* _Records supplied_:
┏━━
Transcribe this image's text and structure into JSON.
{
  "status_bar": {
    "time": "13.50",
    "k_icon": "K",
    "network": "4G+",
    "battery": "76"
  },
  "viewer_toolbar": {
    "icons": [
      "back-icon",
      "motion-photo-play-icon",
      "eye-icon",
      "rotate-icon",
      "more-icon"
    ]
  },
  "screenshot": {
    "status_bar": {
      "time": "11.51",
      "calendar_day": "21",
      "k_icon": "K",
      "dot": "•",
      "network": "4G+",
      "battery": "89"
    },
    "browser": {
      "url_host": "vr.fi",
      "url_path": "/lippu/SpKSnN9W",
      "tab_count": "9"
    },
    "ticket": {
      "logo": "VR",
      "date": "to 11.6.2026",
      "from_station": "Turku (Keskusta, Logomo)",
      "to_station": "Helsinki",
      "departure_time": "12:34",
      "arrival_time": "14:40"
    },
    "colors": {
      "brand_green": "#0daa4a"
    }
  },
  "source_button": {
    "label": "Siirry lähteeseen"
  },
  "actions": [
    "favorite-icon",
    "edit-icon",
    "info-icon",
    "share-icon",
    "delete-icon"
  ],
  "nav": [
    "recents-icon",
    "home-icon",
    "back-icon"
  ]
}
┗━━
┏━━
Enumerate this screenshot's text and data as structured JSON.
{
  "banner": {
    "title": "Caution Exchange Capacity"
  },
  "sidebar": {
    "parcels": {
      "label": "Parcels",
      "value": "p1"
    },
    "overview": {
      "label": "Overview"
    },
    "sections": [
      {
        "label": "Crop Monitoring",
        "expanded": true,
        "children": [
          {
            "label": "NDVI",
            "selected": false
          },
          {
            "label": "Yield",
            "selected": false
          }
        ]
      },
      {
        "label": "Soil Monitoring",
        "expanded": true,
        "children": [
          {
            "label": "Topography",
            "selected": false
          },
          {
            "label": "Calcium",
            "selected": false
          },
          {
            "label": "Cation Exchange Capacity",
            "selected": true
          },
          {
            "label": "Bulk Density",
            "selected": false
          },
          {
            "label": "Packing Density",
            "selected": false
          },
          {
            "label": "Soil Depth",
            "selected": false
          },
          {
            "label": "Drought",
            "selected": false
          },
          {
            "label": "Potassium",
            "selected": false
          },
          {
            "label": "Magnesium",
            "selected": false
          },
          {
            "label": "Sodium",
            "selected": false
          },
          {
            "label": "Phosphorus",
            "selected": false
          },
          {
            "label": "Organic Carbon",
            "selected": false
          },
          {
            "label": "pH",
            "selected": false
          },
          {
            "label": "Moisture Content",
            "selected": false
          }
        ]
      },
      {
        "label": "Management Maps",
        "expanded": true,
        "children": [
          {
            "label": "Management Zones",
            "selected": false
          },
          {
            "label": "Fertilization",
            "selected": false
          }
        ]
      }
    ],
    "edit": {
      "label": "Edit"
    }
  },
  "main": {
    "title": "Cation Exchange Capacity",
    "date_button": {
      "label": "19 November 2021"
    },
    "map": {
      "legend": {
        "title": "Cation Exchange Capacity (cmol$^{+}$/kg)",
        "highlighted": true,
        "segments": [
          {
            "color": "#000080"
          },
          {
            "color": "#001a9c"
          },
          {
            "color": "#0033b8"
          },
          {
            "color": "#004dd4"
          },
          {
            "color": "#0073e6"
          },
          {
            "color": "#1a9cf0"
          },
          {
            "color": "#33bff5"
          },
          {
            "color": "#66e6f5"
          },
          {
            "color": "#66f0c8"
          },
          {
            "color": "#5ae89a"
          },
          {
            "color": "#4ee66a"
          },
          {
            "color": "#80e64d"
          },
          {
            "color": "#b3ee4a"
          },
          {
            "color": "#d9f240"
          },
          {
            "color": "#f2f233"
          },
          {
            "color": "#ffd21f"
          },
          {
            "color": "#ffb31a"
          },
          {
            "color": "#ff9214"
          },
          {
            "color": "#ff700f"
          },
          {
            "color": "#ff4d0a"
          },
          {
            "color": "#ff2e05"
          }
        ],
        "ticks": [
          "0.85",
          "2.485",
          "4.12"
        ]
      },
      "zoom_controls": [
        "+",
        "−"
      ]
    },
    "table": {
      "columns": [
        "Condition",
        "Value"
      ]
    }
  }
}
┗━━
┏━━
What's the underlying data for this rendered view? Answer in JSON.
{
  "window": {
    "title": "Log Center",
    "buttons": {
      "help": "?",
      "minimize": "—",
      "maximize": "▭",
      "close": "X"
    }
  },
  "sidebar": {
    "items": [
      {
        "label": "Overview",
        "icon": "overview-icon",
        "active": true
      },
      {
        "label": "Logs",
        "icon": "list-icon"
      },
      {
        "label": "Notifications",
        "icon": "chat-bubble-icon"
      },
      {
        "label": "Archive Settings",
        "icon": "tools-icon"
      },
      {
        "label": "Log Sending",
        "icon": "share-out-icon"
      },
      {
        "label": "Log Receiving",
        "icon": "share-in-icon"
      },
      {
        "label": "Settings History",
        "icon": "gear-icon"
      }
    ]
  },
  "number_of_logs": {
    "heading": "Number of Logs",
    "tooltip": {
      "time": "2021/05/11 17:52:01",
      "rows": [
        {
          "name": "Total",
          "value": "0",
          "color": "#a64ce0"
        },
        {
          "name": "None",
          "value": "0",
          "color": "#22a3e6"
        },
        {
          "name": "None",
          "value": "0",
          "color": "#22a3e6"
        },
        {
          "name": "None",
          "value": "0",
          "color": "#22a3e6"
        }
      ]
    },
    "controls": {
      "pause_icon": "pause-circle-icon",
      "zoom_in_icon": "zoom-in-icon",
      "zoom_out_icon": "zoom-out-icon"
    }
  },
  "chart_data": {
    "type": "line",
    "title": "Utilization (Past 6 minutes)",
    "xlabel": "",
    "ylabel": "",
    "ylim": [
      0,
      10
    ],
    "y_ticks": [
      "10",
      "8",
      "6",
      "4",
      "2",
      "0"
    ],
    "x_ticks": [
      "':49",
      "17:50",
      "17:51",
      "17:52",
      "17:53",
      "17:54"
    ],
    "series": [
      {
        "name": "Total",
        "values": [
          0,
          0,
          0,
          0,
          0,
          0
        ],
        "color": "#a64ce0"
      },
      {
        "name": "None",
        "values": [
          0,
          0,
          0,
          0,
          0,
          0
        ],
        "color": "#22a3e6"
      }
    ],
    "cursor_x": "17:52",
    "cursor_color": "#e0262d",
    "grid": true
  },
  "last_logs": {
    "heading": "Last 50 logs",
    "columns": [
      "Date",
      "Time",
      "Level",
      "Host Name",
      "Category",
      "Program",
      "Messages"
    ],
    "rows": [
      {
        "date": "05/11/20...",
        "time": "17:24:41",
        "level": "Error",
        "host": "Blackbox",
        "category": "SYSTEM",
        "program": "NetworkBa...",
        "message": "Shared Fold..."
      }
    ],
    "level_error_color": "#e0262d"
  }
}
┗━━
* _Your objective_:
Take each line of the material that contains the word "this" and list it.

* _Correct output_:
Transcribe this image's text and structure into JSON.
Enumerate this screenshot's text and data as structured JSON.
What's the underlying data for this rendered view? Answer in JSON.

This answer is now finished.